==== SOURCE PASSAGE
In [4]:
import pandas as pd
import os
import math

In [5]:
# --- Configuration ---
file_directory = r"C:/Users/jason/OneDrive - The Pennsylvania State University/DAAN 881, Data Drive Decision Making/Project/Auto Data/Merged/"
csv_filename = "PA_PROCESSED_corrected.csv"
excel_filename = "PA_PROCESSED_corrected_multi_sheet.xlsx" # Changed name slightly

csv_filepath = os.path.join(file_directory, csv_filename)
excel_filepath = os.path.join(file_directory, excel_filename)

# Define max rows per Excel sheet (slightly less than the limit for safety)
max_rows_per_sheet = 1000000

print(f"Input CSV file: {csv_filepath}")
print(f"Output Excel file (multi-sheet): {excel_filepath}")
print(f"Max rows per sheet: {max_rows_per_sheet:,}")

Input CSV file: C:/Users/jason/OneDrive - The Pennsylvania State University/DAAN 881, Data Drive Decision Making/Project/Auto Data/Merged/PA_PROCESSED_corrected.csv
Output Excel file (multi-sheet): C:/Users/jason/OneDrive - The Pennsylvania State University/DAAN 881, Data Drive Decision Making/Project/Auto Data/Merged/PA_PROCESSED_corrected_multi_sheet.xlsx
Max rows per sheet: 1,000,000


In [6]:
# --- Read CSV ---
try:
    print(f"\nReading '{csv_filename}'...")
    # It might be beneficial to read in chunks if memory is also an issue,
    # but for now, let's read the whole thing first if possible.
    df = pd.read_csv(csv_filepath, low_memory=False)
    total_rows = len(df)
    print(f"Successfully read {total_rows:,} rows and {len(df.columns)} columns.")
========
==== GIVEN DATA
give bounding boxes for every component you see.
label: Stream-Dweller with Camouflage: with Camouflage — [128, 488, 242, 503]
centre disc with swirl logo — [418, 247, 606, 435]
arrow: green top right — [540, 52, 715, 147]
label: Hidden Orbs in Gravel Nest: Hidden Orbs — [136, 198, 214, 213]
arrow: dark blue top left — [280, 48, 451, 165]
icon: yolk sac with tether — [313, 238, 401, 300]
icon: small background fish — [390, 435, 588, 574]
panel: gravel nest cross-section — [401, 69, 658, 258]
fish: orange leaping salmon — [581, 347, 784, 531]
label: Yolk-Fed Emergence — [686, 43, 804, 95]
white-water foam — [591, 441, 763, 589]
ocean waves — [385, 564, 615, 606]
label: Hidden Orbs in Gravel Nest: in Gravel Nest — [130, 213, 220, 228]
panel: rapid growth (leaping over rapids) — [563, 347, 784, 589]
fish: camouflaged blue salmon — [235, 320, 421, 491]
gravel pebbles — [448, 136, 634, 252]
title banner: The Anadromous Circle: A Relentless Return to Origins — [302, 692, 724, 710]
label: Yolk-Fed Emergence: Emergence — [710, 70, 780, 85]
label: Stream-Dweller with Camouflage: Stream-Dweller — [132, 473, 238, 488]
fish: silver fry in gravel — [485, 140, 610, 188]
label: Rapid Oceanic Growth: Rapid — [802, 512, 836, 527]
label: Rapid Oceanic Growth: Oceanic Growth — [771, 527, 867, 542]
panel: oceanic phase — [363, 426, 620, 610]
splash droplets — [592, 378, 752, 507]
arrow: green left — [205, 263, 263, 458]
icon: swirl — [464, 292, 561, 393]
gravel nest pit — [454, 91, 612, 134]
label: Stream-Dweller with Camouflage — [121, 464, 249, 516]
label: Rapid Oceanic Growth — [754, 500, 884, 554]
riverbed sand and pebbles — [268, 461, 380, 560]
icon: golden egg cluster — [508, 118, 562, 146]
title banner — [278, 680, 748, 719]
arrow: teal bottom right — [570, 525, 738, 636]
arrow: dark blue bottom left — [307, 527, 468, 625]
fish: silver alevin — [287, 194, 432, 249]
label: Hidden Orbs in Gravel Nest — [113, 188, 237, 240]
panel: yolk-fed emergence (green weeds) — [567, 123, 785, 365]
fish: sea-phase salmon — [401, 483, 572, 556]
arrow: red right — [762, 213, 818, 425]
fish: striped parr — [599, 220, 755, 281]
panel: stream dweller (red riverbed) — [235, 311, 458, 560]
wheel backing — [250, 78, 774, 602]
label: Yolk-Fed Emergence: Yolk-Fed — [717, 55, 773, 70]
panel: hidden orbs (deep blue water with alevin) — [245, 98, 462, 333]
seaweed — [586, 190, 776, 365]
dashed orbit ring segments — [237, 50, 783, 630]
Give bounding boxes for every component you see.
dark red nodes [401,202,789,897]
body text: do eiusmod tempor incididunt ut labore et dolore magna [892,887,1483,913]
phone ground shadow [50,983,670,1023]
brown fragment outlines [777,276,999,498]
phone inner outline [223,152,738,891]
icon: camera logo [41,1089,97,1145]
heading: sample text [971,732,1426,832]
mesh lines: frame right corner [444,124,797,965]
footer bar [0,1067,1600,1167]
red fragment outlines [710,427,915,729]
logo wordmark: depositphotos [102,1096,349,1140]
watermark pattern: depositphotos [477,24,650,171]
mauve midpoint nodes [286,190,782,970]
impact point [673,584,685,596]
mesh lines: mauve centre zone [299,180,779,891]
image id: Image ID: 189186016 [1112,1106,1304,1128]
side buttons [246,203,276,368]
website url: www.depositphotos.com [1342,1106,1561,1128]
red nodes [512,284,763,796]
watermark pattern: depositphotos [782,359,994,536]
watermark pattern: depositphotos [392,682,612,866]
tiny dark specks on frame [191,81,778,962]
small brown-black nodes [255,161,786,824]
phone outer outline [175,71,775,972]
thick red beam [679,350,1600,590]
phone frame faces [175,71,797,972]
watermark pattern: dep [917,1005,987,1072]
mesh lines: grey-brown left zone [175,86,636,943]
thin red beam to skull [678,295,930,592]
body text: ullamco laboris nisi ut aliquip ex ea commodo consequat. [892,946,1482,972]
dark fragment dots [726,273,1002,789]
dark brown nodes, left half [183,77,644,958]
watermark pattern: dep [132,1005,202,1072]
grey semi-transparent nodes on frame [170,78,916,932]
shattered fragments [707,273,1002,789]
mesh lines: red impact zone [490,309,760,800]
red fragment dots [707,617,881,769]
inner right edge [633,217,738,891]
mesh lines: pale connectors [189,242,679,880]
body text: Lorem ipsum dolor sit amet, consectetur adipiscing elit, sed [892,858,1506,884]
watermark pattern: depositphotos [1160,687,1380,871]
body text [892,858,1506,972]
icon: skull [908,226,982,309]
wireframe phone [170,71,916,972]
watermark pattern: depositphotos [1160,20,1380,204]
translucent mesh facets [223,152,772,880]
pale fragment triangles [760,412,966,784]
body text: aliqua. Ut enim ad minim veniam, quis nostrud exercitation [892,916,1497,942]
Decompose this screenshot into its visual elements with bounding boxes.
========
==== GIVEN DATA
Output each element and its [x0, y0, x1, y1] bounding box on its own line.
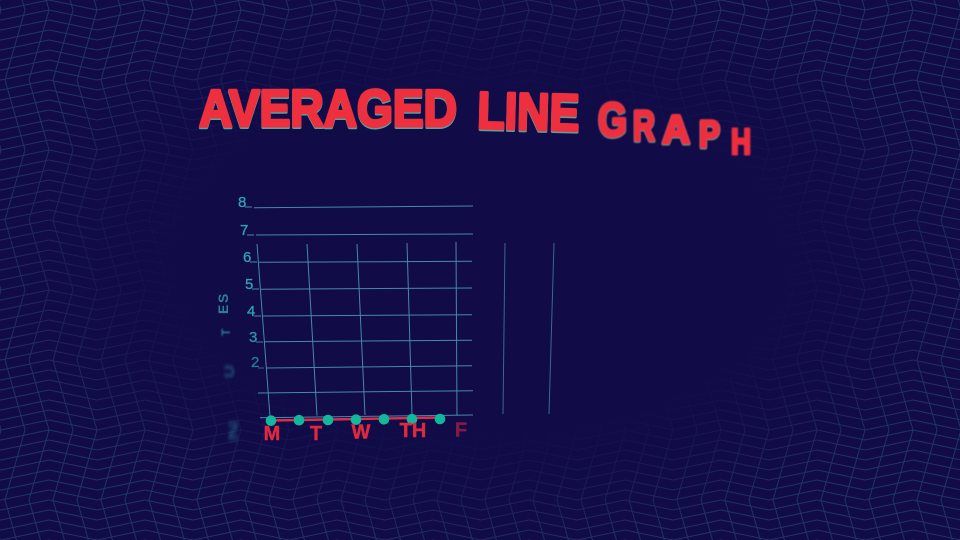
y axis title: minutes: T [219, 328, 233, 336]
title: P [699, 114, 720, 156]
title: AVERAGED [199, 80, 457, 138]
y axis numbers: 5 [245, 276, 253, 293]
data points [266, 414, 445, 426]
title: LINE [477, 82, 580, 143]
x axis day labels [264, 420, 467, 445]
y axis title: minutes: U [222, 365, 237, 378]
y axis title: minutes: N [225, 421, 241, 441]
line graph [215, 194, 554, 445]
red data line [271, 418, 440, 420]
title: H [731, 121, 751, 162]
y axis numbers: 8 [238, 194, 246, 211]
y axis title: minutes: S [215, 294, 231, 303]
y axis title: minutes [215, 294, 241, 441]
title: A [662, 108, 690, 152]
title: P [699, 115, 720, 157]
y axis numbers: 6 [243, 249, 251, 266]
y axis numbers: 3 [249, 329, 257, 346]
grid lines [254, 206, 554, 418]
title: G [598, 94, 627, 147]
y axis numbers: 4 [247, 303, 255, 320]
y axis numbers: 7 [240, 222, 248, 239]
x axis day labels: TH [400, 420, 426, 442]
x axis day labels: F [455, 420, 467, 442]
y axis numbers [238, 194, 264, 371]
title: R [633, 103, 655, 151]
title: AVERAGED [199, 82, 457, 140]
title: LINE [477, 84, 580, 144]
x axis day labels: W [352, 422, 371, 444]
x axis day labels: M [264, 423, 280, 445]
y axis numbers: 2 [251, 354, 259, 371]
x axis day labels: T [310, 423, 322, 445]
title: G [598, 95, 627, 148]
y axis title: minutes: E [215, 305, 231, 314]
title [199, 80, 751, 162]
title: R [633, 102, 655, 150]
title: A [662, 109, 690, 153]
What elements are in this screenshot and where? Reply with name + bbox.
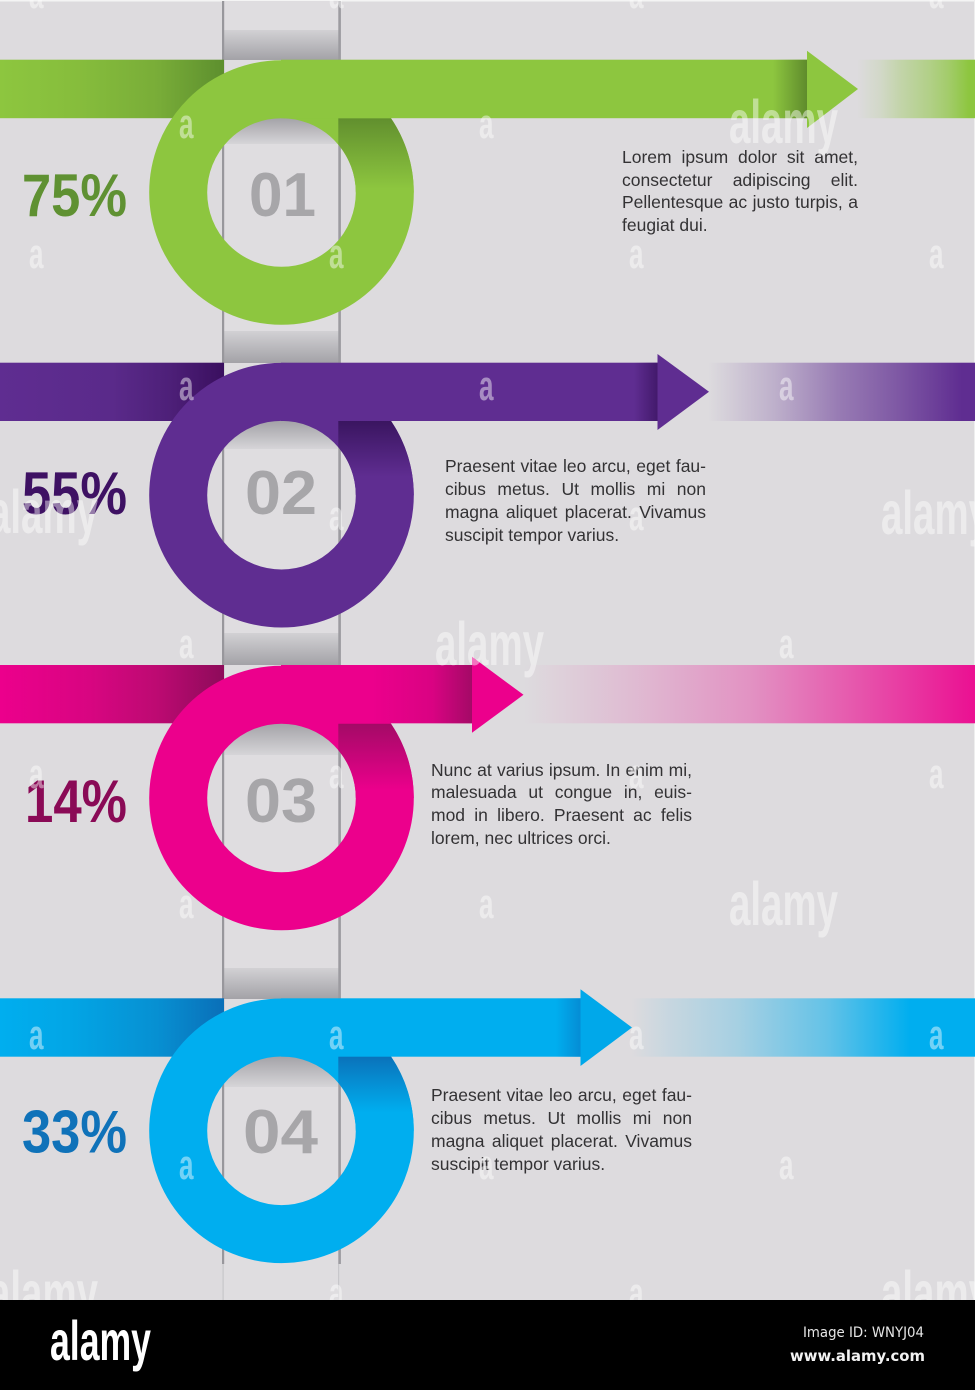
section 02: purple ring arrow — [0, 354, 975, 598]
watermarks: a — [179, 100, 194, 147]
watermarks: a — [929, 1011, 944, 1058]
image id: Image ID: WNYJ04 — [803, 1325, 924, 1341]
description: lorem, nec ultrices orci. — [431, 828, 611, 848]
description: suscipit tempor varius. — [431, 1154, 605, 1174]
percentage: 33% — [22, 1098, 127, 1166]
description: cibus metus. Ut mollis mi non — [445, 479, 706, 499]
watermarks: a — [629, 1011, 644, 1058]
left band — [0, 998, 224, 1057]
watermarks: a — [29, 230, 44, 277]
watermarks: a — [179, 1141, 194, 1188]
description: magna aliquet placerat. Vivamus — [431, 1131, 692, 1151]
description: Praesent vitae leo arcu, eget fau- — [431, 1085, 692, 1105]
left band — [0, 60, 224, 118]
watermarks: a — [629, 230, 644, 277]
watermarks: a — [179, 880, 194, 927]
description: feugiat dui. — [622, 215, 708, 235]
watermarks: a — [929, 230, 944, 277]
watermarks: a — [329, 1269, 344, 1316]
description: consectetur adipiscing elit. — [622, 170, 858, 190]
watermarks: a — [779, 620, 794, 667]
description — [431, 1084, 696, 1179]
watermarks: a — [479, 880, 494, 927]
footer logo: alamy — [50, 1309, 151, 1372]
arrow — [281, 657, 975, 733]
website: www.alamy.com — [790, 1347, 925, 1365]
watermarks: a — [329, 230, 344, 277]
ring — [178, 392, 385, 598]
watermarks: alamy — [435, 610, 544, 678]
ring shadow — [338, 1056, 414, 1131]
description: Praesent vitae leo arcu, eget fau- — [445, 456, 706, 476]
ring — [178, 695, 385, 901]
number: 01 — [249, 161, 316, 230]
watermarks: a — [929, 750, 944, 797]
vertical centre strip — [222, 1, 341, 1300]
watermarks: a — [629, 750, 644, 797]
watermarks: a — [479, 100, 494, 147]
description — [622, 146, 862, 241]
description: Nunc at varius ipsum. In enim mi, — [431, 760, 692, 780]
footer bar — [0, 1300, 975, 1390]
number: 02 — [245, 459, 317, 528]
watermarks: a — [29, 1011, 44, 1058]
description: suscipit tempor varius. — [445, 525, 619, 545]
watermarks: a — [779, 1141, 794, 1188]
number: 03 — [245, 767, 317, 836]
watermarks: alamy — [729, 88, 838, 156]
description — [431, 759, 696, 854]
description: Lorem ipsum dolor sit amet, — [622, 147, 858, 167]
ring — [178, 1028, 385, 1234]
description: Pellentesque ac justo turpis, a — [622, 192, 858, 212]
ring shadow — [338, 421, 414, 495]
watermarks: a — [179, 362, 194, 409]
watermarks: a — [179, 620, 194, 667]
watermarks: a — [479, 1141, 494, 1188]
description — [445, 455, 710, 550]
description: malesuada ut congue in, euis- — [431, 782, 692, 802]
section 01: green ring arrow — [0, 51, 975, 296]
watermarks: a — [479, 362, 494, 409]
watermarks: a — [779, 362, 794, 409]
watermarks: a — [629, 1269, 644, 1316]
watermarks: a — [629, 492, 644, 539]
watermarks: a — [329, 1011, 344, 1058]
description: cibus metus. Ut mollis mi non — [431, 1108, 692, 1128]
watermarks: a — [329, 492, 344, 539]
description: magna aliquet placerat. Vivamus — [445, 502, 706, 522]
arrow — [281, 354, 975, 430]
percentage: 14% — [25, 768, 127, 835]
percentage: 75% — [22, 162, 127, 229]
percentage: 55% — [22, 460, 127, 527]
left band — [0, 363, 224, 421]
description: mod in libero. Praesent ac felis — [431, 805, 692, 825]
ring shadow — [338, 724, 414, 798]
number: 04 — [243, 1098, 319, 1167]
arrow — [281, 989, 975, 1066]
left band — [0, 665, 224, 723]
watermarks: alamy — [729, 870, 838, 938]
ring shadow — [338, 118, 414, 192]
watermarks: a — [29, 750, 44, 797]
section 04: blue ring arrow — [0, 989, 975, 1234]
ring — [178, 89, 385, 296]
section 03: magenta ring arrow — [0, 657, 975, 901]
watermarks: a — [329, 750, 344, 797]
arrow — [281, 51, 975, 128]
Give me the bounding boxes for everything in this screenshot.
========
» **REQUESTS**
1 - In the notebook code, what name is given to the input CSV file?
2 - List every module that the notebook code imports.
3 - Return the notebook code from "# It might be" to "total_rows = len(df)", copied character for character.

» **THE SOLUTIONS**
1 - PA_PROCESSED_corrected.csv

2 - pandas (as pd), os, math

3 -
# It might be beneficial to read in chunks if memory is also an issue,
    # but for now, let's read the whole thing first if possible.
    df = pd.read_csv(csv_filepath, low_memory=False)
    total_rows = len(df)